» Short exercise: Keep every line where the word "swag" appears; drop the rest.

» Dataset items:
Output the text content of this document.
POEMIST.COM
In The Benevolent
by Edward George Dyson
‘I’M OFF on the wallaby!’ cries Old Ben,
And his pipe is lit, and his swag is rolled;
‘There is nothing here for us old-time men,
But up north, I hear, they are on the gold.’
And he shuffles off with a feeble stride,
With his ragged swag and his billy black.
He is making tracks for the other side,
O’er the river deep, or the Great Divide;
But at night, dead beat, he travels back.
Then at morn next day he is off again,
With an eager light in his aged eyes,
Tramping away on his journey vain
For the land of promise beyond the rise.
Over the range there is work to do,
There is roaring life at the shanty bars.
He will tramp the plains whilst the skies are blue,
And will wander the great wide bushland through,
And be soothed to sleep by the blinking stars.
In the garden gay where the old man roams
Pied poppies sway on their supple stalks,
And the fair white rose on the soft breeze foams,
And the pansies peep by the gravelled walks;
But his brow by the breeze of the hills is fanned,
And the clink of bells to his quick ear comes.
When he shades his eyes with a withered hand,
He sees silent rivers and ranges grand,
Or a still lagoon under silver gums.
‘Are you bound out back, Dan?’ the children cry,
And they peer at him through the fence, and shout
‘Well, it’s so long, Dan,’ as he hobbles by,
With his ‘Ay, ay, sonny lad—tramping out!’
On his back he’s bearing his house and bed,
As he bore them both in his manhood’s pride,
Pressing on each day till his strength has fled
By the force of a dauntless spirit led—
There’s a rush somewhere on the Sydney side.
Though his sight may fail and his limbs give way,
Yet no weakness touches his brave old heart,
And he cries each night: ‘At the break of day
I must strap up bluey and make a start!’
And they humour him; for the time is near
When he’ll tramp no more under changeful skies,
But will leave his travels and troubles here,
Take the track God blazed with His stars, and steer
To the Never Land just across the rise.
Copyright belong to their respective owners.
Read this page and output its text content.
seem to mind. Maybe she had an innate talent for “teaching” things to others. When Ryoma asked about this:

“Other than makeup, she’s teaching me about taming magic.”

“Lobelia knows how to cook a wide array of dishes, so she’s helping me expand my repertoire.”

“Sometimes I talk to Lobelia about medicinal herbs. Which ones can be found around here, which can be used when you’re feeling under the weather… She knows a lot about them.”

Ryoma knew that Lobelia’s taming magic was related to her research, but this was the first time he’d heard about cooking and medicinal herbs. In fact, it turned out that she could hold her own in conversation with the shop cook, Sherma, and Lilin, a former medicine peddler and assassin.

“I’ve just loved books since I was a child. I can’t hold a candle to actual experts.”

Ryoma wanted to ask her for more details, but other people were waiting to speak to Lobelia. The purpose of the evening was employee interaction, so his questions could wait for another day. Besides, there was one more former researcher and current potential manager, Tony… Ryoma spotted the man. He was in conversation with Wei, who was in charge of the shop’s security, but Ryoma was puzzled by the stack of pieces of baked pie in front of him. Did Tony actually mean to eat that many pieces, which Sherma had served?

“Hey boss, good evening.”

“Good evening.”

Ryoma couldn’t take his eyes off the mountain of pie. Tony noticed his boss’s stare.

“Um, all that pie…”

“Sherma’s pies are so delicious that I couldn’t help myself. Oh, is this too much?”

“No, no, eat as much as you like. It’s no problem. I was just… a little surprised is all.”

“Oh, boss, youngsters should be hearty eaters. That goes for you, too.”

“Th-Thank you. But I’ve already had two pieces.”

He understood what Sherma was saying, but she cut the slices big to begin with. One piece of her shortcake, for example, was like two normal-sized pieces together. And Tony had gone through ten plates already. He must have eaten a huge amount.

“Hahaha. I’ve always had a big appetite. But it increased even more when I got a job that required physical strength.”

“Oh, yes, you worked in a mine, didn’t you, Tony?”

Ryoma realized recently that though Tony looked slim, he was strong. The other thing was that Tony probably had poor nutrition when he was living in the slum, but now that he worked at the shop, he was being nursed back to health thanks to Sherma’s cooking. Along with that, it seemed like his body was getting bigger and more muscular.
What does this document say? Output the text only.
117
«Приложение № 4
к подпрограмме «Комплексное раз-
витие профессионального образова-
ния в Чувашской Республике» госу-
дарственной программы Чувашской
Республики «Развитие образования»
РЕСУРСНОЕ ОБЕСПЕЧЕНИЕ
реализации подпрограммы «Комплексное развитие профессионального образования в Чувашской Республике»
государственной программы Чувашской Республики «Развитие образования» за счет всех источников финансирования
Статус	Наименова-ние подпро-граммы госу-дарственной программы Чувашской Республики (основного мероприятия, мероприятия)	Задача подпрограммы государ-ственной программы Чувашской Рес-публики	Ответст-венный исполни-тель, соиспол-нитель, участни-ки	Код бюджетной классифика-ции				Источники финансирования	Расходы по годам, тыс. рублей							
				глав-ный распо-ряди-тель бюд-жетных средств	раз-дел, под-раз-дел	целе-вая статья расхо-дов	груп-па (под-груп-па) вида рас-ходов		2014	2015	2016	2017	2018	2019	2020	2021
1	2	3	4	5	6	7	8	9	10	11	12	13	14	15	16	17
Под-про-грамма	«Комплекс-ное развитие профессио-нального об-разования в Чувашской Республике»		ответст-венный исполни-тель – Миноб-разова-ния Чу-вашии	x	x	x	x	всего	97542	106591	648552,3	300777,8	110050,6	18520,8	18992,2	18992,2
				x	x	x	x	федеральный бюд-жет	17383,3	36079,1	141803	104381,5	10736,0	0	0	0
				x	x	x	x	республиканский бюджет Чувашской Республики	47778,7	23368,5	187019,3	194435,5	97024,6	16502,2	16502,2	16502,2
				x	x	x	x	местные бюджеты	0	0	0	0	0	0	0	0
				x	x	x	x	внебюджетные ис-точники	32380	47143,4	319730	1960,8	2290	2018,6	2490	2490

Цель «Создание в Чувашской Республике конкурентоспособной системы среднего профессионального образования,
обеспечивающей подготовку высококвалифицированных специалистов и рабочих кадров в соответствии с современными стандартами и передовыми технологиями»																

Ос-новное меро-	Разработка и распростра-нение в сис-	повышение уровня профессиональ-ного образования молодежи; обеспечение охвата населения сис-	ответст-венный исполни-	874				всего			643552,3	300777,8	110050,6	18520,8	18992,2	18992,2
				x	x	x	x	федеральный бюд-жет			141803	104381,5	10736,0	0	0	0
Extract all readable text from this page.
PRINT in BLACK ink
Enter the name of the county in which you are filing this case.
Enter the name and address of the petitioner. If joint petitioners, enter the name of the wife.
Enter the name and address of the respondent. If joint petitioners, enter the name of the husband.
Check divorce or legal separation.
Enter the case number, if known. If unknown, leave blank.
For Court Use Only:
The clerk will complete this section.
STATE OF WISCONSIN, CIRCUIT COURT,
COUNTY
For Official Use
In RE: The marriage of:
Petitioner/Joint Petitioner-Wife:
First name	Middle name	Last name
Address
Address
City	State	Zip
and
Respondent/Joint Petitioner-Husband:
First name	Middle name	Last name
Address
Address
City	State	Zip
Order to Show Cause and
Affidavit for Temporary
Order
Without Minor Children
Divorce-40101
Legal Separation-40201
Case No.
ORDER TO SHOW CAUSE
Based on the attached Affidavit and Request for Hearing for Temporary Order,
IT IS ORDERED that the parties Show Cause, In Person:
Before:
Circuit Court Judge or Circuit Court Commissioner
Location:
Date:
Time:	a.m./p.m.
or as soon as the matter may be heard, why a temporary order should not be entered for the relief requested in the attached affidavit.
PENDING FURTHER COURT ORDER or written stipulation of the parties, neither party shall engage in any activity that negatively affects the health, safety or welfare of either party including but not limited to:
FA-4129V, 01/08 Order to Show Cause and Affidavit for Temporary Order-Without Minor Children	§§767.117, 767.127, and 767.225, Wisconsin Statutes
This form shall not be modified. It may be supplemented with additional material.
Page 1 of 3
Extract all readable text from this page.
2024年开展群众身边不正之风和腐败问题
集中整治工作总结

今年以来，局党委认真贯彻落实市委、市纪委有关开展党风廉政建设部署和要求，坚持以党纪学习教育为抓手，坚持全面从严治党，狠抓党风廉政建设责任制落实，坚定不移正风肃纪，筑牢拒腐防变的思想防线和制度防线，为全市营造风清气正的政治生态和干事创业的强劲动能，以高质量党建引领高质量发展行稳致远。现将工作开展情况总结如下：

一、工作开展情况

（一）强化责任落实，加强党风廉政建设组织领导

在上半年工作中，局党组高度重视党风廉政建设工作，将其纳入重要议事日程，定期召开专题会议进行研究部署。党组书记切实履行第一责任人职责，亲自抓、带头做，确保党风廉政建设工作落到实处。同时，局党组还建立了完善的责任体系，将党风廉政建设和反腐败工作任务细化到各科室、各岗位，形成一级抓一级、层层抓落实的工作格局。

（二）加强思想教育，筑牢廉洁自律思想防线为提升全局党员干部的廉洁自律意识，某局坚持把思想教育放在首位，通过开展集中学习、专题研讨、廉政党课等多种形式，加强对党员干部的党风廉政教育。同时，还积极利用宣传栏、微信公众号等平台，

» Reply:
And his pipe is lit, and his swag is rolled;
With his ragged swag and his billy black.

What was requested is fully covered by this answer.